Exercise data:
☆ ☆ ☆ ☆ ☆ ☆ ☆

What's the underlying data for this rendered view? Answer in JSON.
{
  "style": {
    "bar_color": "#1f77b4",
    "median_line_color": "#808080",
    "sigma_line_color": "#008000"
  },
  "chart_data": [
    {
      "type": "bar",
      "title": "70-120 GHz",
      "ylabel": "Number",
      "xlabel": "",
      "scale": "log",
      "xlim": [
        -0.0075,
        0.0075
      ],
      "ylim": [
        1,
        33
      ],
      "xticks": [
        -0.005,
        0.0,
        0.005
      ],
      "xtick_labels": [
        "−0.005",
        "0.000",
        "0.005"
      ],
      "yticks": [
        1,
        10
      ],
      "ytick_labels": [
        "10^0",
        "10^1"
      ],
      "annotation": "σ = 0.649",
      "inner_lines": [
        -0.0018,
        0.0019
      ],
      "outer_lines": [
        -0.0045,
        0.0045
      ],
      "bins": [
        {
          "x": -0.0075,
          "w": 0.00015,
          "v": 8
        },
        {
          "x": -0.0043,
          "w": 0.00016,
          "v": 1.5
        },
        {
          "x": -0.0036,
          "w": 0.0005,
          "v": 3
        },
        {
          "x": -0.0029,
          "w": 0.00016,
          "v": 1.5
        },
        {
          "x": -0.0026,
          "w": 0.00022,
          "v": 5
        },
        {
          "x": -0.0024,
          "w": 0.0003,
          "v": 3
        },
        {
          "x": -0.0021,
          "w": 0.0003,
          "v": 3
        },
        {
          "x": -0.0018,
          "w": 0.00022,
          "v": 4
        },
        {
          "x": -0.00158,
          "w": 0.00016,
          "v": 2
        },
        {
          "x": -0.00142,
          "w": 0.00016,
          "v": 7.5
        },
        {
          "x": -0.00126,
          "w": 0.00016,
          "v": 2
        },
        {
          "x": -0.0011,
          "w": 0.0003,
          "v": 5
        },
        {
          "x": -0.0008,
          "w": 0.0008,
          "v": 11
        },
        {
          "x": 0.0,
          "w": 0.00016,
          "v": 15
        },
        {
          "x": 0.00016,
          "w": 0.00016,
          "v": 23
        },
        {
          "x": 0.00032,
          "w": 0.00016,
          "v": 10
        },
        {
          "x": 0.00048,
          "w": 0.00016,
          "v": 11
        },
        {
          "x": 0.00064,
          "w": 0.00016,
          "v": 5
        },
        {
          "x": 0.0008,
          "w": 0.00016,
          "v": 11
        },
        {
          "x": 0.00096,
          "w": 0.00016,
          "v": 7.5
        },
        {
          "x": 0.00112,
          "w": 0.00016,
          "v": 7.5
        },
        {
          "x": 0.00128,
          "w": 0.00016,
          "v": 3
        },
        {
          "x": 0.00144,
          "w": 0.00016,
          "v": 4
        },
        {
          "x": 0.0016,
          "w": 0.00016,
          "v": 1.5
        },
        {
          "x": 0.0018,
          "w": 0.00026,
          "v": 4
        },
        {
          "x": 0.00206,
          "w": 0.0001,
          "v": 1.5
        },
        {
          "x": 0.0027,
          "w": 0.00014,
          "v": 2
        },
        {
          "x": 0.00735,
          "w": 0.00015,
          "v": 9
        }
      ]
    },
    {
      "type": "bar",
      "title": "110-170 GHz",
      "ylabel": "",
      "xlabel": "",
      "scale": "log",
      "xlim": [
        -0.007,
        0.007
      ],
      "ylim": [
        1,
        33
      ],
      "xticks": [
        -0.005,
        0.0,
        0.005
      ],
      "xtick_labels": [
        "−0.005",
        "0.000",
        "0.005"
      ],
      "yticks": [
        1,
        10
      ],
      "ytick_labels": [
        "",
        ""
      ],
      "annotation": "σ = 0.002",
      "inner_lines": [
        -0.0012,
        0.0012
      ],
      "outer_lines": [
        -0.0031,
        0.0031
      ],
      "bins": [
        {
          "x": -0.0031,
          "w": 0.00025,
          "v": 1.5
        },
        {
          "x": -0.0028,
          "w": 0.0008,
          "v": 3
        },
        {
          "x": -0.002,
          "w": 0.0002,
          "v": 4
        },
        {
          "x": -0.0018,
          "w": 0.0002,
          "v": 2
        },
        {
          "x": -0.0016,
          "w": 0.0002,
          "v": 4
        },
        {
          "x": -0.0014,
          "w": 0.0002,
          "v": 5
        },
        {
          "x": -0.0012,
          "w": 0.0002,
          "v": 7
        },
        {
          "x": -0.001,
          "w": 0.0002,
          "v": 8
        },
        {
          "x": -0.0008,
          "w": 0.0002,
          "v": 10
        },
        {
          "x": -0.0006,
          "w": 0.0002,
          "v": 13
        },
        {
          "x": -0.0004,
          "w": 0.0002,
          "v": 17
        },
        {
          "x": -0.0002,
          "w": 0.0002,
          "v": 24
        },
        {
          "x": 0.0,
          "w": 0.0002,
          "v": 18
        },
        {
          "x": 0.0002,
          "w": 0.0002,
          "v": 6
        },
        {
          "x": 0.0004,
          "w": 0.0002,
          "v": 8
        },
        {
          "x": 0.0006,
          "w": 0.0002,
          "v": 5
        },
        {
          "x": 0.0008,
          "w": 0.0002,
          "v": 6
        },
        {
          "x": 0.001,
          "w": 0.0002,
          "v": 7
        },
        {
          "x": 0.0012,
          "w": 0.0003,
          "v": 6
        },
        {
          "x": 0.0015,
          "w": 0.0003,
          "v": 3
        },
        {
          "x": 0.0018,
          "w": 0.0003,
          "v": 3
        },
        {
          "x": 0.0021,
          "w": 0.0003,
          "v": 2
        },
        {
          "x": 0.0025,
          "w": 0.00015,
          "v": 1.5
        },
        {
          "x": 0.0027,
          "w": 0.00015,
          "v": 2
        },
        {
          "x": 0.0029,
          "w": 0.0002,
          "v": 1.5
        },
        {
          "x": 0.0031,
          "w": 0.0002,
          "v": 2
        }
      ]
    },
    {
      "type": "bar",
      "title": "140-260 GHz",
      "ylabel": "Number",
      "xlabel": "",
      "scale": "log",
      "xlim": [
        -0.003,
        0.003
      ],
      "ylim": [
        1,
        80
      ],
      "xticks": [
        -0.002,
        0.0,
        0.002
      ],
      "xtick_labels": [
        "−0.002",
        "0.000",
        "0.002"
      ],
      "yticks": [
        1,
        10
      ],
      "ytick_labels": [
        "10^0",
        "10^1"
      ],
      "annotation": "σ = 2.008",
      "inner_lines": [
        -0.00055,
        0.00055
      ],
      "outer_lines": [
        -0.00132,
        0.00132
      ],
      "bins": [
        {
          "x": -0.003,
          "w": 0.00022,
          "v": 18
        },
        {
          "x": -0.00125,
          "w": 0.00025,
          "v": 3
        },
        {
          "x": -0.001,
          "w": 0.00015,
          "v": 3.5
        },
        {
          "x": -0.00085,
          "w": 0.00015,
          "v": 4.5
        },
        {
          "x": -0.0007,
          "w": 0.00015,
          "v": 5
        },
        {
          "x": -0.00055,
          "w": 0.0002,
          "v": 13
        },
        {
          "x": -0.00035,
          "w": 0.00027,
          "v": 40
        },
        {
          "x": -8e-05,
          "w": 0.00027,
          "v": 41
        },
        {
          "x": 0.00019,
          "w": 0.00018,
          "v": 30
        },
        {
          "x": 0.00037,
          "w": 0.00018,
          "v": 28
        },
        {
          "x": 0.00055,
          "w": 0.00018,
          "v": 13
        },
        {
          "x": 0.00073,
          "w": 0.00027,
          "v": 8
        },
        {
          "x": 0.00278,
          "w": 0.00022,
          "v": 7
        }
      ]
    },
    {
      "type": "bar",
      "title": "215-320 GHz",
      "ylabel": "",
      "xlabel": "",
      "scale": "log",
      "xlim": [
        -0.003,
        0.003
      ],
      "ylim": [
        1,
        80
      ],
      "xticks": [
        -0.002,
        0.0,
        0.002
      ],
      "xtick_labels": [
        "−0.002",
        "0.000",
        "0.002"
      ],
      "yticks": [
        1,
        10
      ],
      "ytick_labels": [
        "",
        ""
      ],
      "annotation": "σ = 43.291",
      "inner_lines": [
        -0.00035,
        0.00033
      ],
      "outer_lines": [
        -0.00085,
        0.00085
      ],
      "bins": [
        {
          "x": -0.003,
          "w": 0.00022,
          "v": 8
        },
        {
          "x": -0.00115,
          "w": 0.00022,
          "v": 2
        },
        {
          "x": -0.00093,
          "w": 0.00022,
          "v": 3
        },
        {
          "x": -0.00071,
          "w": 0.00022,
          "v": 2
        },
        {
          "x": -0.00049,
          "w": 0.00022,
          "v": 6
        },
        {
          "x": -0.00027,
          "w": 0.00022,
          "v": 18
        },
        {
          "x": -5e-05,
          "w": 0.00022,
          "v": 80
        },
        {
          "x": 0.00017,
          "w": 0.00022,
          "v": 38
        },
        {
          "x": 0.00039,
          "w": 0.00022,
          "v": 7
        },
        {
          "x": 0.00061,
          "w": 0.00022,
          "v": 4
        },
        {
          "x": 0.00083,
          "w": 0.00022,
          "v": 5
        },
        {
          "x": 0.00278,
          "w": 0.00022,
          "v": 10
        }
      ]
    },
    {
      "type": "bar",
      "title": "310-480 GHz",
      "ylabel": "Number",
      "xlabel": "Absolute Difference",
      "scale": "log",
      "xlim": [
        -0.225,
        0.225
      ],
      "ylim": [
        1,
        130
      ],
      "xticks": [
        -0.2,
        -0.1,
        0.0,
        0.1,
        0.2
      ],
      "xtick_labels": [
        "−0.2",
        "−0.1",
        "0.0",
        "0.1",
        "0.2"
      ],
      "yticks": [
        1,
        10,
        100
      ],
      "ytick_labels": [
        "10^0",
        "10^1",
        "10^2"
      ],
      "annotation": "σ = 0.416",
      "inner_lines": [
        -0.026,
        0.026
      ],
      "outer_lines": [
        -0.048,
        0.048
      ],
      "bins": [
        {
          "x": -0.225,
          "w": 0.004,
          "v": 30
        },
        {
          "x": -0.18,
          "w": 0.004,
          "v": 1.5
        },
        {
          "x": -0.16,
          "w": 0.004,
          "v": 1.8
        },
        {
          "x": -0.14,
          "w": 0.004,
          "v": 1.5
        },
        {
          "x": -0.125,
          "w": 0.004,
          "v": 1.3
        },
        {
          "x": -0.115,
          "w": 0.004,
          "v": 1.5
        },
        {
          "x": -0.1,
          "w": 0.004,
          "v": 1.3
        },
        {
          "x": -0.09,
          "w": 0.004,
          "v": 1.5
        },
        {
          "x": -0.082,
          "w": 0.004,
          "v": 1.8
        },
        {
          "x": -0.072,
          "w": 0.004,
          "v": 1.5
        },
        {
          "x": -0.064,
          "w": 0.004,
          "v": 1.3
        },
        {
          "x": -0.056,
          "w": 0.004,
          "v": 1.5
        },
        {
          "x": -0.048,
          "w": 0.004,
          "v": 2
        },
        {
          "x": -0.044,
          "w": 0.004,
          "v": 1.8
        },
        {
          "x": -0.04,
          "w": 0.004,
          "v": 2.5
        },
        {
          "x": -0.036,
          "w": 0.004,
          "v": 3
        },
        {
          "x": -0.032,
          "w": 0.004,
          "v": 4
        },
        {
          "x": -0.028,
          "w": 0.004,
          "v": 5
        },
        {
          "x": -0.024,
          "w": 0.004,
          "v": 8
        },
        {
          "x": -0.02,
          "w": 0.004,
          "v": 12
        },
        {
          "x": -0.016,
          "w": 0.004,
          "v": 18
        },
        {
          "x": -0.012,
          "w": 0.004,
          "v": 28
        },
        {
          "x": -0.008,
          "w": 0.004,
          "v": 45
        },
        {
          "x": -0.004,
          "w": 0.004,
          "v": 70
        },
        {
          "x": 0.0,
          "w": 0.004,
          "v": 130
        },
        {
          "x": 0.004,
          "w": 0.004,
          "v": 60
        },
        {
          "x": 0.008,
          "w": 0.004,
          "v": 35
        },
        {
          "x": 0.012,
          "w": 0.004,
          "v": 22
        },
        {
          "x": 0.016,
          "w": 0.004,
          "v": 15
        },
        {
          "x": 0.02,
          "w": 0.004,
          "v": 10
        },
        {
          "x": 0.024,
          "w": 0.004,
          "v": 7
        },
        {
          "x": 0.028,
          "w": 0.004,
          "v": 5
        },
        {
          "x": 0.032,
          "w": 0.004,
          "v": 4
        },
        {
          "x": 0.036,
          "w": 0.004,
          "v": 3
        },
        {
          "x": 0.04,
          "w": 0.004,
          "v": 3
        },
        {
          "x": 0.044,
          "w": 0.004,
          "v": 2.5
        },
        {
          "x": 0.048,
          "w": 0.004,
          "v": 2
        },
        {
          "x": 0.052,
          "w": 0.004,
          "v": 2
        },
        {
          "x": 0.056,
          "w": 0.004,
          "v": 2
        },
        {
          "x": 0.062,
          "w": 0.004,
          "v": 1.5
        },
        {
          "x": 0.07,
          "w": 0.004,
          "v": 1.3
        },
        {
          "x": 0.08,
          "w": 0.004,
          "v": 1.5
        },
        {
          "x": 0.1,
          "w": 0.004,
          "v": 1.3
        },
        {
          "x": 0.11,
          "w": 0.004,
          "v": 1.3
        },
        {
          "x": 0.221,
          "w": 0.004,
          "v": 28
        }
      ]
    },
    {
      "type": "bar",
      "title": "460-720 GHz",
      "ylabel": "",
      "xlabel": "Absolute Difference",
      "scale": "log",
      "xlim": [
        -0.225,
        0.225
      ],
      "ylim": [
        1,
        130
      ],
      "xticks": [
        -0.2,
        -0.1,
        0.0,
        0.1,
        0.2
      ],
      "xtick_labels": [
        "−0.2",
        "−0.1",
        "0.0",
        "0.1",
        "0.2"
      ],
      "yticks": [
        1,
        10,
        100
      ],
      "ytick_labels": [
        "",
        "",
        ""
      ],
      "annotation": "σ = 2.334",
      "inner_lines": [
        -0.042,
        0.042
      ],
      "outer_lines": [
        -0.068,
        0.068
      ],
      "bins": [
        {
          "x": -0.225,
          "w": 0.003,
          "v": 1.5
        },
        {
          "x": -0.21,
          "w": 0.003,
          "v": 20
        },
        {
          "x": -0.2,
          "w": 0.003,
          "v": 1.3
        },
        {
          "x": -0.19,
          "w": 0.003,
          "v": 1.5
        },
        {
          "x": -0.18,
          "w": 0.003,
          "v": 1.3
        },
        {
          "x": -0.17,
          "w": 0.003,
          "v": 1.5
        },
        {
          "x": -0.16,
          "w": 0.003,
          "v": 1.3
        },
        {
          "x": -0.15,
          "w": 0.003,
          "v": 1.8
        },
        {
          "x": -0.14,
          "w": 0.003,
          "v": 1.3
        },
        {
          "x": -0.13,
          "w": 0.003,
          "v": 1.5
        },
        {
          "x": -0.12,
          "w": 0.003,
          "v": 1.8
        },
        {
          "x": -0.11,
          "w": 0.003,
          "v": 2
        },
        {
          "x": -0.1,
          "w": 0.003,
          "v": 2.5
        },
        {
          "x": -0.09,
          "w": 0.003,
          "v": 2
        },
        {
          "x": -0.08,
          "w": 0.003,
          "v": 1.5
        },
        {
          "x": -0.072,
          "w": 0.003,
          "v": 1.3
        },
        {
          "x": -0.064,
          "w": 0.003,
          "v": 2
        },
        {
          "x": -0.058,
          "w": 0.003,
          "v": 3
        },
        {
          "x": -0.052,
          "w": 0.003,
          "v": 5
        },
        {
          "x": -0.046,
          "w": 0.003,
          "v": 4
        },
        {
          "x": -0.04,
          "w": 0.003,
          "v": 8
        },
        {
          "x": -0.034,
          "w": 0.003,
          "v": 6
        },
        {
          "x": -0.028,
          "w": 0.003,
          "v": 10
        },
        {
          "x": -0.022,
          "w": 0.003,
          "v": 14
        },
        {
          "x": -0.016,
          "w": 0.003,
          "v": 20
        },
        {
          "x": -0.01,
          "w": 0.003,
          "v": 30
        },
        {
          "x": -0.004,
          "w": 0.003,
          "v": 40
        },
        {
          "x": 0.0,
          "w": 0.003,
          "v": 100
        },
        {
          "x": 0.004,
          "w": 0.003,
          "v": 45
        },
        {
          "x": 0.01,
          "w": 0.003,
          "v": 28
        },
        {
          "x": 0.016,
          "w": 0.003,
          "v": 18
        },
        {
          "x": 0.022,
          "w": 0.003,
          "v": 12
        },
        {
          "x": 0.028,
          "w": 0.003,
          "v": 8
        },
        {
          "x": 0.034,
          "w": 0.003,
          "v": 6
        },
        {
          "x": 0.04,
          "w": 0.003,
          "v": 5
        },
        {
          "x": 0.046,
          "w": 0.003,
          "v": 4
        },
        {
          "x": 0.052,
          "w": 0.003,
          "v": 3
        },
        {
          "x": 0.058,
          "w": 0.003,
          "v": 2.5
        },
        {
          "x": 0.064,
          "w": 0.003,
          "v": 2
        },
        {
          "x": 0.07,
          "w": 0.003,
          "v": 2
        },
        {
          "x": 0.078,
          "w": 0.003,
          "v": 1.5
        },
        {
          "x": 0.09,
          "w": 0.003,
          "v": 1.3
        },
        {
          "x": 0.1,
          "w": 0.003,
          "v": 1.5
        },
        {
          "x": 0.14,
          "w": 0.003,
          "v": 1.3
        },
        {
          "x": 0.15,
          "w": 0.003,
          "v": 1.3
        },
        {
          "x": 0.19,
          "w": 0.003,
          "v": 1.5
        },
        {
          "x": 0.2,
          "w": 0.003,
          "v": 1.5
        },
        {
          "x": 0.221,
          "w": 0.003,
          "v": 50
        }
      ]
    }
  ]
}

☆ ☆ ☆ ☆ ☆ ☆ ☆

To be done: All lines of the data above that include the word "annotation" must be shown.

Written solution:
      "annotation": "σ = 0.649",
      "annotation": "σ = 0.002",
      "annotation": "σ = 2.008",
      "annotation": "σ = 43.291",
      "annotation": "σ = 0.416",
      "annotation": "σ = 2.334",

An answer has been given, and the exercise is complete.